WHAT YOU ARE ASKED TO DO
The records that follow are to be repeated without alteration.

TASK MATERIAL
+===+

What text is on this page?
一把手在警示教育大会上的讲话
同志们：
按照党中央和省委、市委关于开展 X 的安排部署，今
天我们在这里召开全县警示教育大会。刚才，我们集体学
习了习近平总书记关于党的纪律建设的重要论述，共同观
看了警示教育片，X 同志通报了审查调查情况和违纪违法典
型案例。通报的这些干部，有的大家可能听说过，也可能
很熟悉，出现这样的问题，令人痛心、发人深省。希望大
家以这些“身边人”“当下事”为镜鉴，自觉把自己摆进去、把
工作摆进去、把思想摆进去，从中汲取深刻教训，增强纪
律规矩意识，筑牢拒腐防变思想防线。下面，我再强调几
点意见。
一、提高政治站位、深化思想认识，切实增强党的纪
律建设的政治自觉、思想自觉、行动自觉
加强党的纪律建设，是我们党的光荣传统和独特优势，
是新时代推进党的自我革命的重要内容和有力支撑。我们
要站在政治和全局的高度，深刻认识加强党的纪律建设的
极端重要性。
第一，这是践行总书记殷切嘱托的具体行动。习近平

+===+

COMPLETED EXERCISE
What text is on this page?
一把手在警示教育大会上的讲话
同志们：
按照党中央和省委、市委关于开展 X 的安排部署，今
天我们在这里召开全县警示教育大会。刚才，我们集体学
习了习近平总书记关于党的纪律建设的重要论述，共同观
看了警示教育片，X 同志通报了审查调查情况和违纪违法典
型案例。通报的这些干部，有的大家可能听说过，也可能
很熟悉，出现这样的问题，令人痛心、发人深省。希望大
家以这些“身边人”“当下事”为镜鉴，自觉把自己摆进去、把
工作摆进去、把思想摆进去，从中汲取深刻教训，增强纪
律规矩意识，筑牢拒腐防变思想防线。下面，我再强调几
点意见。
一、提高政治站位、深化思想认识，切实增强党的纪
律建设的政治自觉、思想自觉、行动自觉
加强党的纪律建设，是我们党的光荣传统和独特优势，
是新时代推进党的自我革命的重要内容和有力支撑。我们
要站在政治和全局的高度，深刻认识加强党的纪律建设的
极端重要性。
第一，这是践行总书记殷切嘱托的具体行动。习近平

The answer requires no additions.